>> start DATA FOR THIS TASK

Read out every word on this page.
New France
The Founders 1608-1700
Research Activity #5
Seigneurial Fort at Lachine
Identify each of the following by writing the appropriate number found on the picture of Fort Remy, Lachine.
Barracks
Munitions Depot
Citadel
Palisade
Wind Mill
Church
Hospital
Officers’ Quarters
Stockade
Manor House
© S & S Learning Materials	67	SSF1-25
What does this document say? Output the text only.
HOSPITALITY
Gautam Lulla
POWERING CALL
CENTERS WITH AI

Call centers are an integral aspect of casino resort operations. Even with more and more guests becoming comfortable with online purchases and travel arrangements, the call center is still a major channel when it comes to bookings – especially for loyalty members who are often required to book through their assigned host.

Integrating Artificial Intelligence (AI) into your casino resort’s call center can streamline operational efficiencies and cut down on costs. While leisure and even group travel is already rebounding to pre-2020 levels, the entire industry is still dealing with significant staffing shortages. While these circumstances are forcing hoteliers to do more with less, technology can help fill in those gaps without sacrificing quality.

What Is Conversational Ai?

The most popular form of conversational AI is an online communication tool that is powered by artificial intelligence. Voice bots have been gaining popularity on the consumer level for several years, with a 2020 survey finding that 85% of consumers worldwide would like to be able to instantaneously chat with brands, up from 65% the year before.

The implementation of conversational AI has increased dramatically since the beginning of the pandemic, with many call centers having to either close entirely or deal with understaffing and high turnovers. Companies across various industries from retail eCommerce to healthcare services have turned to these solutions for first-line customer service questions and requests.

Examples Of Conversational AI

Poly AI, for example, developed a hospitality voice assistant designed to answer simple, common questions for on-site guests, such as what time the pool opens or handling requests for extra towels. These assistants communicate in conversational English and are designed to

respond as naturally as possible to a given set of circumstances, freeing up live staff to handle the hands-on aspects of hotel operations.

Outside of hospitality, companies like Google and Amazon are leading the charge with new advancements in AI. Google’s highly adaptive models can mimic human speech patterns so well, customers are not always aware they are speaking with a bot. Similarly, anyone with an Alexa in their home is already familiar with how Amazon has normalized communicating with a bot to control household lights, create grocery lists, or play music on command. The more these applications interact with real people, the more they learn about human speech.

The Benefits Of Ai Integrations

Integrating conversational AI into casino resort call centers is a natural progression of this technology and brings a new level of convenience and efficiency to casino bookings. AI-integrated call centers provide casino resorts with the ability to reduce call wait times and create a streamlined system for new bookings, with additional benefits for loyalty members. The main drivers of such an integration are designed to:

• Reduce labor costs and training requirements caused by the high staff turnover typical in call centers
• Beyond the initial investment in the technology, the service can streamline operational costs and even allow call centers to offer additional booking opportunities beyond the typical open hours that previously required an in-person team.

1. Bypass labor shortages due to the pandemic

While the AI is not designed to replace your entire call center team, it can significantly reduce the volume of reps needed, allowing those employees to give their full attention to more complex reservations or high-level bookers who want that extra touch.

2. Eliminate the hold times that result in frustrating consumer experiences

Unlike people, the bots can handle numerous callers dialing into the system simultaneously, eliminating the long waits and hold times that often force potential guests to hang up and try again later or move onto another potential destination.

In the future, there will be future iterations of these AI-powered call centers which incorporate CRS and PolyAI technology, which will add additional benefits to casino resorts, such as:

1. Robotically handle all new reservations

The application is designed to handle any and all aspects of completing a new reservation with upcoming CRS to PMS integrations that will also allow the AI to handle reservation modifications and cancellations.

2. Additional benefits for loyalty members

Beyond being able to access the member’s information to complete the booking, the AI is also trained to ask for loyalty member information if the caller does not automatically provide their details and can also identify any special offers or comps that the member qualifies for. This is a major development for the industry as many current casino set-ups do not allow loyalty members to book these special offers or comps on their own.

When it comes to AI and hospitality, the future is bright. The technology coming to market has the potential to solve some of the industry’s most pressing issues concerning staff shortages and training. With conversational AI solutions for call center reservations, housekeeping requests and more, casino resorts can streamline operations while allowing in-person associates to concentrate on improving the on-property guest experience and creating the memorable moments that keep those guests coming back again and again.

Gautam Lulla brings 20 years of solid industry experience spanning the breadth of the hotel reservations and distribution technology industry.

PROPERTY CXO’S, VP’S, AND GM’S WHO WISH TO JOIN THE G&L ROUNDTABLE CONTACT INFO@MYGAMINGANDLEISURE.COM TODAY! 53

>> end DATA FOR THIS TASK

From the listing above, copy out each line where the word "training" appears.

▶ [COMPLETE RESPONSE]
• Reduce labor costs and training requirements caused by the high staff turnover typical in call centers
When it comes to AI and hospitality, the future is bright. The technology coming to market has the potential to solve some of the industry’s most pressing issues concerning staff shortages and training. With conversational AI solutions for call center reservations, housekeeping requests and more, casino resorts can streamline operations while allowing in-person associates to concentrate on improving the on-property guest experience and creating the memorable moments that keep those guests coming back again and again.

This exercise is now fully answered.